◆ **LISTING**
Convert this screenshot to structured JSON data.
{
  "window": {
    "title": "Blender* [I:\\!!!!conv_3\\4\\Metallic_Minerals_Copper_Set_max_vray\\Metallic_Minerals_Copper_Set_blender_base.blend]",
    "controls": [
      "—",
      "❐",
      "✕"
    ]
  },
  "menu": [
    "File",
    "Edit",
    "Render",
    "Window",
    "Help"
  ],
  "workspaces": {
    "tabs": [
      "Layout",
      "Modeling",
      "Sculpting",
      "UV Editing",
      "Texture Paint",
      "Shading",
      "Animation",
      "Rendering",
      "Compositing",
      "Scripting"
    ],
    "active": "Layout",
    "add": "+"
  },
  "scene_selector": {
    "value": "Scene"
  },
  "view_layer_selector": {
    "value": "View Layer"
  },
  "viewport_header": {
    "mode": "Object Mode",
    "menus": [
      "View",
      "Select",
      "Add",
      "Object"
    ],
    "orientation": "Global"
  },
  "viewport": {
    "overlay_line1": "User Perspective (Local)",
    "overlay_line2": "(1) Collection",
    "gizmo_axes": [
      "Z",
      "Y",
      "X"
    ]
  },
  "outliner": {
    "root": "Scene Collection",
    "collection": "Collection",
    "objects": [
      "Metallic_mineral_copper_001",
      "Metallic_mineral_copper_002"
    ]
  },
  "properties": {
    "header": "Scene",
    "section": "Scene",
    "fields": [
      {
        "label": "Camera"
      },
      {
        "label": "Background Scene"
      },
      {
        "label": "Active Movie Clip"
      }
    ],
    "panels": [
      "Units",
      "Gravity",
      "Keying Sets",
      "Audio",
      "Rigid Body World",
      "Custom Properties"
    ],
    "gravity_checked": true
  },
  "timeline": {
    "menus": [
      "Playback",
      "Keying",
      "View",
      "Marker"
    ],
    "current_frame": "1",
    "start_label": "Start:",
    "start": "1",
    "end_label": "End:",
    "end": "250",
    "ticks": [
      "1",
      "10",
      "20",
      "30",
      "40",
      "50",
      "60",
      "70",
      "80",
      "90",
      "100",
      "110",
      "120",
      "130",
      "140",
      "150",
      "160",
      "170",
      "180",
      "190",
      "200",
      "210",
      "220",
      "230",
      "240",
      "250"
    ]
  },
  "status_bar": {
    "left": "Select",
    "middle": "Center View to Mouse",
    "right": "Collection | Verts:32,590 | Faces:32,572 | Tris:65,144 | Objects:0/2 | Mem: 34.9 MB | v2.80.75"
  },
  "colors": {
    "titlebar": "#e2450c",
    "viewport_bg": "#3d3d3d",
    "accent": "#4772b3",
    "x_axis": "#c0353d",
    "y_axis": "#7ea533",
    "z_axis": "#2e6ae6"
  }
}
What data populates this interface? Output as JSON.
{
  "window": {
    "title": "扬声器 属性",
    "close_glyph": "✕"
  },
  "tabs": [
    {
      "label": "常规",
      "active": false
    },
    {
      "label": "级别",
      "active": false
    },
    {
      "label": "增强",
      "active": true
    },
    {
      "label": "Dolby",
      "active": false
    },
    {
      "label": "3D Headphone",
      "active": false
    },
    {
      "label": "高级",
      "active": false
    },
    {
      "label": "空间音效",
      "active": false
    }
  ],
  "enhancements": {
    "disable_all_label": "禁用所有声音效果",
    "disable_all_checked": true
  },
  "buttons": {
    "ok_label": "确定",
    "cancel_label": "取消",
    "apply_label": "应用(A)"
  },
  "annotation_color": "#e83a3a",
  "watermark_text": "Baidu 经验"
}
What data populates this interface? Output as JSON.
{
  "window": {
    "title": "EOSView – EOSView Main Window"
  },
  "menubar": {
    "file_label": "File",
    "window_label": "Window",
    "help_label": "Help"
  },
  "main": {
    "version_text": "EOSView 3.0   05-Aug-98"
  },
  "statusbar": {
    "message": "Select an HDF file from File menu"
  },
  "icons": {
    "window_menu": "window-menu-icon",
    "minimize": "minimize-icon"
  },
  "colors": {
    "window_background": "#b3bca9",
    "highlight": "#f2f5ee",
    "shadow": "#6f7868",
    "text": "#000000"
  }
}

◆ **DIRECTIONS FOR THIS TASK**
Copy out the lines in which the string "Collection" appears.

◆ **REPLY**
    "overlay_line2": "(1) Collection",
    "root": "Scene Collection",
    "collection": "Collection",
    "right": "Collection | Verts:32,590 | Faces:32,572 | Tris:65,144 | Objects:0/2 | Mem: 34.9 MB | v2.80.75"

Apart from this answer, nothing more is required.